→ PROBLEM: Look for the word "horizontal" in the entries below, then copy every line that has it.

→ AVAILABLE RECORDS:
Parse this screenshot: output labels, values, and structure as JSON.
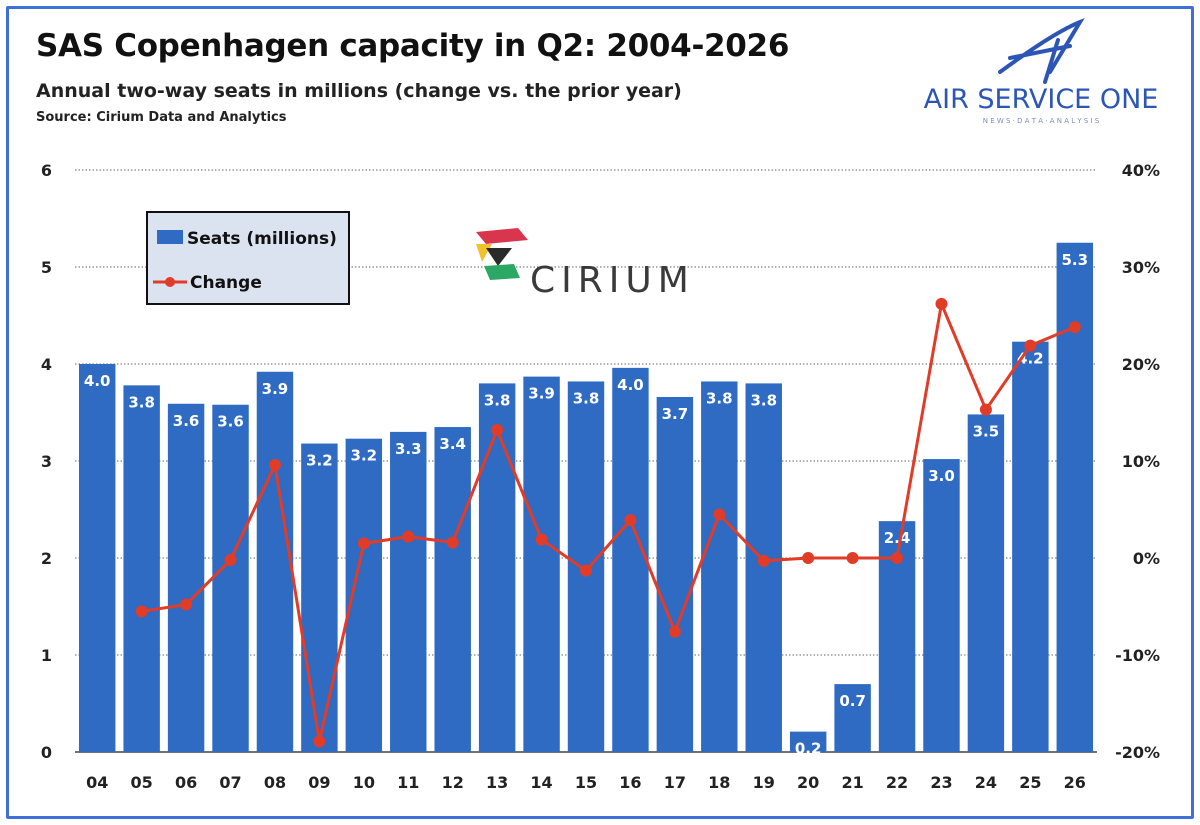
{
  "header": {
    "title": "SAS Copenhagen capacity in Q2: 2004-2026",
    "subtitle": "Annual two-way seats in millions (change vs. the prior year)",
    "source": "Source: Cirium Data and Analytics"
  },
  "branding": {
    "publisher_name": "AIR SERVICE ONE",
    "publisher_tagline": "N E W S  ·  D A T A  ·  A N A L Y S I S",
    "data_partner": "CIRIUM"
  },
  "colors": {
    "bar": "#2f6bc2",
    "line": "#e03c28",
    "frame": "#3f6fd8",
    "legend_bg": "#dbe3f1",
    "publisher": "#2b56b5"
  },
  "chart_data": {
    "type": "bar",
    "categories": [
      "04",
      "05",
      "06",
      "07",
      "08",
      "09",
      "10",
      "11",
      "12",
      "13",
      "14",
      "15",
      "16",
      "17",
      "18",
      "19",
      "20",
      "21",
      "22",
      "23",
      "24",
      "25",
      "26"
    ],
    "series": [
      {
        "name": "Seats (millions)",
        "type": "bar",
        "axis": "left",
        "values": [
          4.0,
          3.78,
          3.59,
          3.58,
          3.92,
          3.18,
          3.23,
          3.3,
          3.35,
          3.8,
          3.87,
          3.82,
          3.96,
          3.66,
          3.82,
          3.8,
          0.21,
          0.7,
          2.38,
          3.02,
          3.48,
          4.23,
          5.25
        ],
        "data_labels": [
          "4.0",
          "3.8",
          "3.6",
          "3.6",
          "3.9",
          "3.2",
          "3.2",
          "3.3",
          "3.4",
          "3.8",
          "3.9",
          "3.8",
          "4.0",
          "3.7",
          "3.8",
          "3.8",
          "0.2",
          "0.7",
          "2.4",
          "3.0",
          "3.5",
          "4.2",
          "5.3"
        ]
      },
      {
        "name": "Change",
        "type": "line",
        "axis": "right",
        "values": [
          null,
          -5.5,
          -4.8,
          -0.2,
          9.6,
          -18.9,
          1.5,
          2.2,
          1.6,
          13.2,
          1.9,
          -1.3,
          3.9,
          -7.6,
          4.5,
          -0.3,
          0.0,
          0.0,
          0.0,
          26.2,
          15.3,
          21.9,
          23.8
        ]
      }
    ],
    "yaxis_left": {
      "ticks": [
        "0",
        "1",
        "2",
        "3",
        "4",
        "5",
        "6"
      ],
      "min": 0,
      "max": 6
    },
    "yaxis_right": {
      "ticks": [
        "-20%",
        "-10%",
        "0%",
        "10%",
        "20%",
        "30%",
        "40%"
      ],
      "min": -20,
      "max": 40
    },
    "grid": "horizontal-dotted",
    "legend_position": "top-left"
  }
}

---

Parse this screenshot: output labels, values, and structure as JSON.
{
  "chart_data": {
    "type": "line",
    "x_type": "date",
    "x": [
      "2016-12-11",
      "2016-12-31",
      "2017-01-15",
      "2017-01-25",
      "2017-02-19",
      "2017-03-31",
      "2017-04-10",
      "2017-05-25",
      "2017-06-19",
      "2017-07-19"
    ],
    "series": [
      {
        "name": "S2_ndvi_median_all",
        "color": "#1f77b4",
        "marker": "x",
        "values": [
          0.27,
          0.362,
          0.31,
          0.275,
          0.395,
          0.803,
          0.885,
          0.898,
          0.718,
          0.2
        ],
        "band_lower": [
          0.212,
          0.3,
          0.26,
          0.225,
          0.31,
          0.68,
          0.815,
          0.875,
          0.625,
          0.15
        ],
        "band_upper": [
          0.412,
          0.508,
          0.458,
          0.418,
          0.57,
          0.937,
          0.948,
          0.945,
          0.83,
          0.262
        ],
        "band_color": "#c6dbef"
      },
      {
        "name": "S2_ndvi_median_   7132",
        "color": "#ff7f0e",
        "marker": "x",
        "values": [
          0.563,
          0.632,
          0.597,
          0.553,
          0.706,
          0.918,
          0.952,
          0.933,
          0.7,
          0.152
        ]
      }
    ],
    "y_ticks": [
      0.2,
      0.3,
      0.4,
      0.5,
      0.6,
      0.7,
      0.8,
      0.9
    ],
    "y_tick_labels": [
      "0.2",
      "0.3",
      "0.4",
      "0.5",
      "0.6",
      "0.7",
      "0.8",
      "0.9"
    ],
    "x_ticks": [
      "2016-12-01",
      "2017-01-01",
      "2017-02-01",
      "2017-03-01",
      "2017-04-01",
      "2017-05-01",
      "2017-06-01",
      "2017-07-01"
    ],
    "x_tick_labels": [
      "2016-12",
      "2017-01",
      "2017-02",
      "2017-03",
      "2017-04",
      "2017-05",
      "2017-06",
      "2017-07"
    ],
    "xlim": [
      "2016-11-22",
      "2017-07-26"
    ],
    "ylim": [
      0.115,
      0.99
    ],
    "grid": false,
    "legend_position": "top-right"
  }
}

--

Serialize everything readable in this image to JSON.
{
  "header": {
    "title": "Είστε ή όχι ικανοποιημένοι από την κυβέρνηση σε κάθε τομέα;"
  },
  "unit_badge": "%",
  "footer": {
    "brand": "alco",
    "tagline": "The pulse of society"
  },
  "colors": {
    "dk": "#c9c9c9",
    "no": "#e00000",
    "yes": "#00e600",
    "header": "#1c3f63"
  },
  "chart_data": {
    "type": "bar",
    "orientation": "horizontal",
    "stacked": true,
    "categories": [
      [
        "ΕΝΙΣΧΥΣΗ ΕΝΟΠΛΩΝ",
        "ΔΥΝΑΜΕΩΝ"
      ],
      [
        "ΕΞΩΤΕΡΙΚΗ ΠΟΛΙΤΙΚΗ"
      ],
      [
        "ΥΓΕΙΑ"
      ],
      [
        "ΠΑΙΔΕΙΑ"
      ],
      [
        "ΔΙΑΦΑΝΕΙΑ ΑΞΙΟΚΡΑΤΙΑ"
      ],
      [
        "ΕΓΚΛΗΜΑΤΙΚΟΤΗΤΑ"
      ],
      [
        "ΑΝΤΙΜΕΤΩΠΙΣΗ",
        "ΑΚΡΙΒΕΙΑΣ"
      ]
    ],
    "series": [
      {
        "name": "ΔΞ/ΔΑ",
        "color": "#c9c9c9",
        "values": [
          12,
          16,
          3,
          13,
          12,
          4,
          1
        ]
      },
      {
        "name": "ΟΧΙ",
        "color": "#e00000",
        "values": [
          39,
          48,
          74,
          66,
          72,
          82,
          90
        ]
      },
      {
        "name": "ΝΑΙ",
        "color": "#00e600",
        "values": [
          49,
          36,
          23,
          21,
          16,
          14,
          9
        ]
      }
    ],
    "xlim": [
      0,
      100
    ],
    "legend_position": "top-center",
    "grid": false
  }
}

→ SOLUTION TO THIS TASK:
    "grid": "horizontal-dotted",
    "orientation": "horizontal",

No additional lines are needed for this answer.